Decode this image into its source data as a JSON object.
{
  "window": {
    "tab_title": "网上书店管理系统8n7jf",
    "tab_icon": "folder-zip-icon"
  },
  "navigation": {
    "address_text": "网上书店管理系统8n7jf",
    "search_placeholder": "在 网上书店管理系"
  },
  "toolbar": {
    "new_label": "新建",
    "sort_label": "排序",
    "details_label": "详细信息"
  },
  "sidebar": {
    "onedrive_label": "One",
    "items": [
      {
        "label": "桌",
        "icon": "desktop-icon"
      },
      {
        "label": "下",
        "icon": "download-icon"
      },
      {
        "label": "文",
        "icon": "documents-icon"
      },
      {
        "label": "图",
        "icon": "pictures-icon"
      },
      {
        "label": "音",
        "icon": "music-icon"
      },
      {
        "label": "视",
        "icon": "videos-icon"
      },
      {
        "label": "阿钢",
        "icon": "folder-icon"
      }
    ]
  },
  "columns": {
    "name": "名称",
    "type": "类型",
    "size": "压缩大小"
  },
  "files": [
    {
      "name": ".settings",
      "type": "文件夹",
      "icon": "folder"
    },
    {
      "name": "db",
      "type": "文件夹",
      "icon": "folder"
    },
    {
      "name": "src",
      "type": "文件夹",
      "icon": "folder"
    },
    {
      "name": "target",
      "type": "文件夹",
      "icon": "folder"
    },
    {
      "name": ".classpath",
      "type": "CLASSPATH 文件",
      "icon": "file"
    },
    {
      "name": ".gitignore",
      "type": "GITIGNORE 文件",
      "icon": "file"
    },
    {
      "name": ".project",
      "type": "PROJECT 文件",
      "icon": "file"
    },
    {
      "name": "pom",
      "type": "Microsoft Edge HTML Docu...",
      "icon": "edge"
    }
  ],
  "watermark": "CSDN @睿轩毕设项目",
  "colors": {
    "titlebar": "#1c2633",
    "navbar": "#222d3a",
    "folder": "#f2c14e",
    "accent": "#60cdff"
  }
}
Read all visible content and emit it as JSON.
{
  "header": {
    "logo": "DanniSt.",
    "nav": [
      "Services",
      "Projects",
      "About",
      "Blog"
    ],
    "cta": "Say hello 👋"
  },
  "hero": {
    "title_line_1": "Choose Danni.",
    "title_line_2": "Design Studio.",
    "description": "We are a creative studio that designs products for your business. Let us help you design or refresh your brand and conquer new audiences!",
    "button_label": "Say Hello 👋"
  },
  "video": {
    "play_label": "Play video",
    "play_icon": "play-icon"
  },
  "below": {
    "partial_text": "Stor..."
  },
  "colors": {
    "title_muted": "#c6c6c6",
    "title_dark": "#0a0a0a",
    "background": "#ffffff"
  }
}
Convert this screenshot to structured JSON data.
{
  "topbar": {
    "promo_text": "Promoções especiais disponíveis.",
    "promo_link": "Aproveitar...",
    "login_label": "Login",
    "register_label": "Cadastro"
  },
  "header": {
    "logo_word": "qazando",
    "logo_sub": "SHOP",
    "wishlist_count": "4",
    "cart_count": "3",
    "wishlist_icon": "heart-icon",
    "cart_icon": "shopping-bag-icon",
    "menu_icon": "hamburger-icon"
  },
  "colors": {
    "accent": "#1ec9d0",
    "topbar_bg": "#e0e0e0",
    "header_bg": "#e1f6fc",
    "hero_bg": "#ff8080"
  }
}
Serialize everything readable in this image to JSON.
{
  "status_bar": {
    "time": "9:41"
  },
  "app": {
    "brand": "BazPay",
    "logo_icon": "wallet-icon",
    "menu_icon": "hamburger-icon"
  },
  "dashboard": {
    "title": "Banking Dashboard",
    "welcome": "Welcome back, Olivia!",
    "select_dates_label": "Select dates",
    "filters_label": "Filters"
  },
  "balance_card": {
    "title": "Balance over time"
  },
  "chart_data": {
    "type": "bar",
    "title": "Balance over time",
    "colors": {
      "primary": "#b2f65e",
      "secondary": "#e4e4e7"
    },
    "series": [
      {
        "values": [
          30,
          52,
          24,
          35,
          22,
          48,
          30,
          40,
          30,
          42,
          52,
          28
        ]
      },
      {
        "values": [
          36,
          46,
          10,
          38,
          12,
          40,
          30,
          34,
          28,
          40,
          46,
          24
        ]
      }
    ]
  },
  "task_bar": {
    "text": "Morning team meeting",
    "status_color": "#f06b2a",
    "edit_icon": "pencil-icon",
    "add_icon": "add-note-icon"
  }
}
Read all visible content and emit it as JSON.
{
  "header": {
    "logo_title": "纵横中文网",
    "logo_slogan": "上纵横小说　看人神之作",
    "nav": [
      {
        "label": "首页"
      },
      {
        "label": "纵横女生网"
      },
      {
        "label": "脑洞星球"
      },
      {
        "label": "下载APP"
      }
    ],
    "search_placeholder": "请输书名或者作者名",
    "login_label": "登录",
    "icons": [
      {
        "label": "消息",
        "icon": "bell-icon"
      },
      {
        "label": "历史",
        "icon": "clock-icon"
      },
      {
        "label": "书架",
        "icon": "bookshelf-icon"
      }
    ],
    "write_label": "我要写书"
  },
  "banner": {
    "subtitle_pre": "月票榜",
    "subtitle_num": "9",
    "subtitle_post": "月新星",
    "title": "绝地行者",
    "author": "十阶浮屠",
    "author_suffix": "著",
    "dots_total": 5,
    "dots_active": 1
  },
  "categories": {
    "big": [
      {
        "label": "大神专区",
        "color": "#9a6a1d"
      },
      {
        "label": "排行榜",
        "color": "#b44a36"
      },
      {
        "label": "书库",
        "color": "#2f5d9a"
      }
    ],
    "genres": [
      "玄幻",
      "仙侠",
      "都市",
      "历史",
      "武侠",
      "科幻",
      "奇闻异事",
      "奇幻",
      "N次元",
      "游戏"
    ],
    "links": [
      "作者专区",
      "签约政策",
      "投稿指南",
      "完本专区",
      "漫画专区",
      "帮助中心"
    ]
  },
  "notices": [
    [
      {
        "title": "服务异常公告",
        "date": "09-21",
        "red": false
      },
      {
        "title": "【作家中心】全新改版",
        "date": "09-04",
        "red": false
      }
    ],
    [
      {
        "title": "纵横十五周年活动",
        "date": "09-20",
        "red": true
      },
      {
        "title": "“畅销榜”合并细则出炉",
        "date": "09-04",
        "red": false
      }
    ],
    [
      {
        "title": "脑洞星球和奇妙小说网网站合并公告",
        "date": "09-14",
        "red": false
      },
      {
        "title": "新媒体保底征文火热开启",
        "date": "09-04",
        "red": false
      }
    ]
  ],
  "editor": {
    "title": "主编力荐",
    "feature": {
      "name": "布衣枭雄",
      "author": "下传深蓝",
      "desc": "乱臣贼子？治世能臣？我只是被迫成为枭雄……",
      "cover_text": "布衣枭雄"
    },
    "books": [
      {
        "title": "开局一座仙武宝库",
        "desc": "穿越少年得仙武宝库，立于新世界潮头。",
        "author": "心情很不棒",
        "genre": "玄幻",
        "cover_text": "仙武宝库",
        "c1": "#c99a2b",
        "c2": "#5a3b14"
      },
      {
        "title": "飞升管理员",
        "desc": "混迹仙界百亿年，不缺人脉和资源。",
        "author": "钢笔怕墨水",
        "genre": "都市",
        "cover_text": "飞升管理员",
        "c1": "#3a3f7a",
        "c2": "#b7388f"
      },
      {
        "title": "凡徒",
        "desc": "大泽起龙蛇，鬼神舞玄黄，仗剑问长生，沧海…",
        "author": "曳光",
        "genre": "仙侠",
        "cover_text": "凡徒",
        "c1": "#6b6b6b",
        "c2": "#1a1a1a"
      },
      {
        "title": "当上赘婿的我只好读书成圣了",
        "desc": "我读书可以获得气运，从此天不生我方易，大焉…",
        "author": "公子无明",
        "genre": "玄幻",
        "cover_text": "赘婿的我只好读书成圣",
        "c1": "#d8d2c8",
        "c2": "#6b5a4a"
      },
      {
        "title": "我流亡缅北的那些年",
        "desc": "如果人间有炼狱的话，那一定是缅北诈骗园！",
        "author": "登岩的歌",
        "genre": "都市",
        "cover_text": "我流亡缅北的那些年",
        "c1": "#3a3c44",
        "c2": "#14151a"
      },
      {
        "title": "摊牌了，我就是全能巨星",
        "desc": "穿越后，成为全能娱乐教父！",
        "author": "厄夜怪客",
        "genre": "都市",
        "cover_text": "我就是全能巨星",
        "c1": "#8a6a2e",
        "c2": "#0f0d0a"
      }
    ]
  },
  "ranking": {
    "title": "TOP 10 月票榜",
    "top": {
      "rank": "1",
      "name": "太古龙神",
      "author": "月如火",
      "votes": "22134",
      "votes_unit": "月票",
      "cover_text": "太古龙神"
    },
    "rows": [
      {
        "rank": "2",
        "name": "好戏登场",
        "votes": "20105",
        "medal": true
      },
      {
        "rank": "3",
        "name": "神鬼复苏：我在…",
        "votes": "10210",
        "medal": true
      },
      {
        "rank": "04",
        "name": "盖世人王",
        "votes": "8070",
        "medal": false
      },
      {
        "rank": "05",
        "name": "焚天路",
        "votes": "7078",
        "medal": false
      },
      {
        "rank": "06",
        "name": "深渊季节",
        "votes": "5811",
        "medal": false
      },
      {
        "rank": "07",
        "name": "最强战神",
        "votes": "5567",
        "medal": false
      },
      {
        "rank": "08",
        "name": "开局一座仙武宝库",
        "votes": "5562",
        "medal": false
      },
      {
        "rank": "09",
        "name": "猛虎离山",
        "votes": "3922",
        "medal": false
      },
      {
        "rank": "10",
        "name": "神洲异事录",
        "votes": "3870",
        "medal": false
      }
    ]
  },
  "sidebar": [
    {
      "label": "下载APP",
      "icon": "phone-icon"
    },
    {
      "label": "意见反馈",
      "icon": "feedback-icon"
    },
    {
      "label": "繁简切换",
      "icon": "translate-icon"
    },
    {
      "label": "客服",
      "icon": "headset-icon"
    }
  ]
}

┄┄┄┄┄┄┄┄┄┄

> _Work to be completed_
Extract all lines from the data in which "image" is found.

> _Exercise output_
Decode this image into its source data as a JSON object.
Serialize everything readable in this image to JSON.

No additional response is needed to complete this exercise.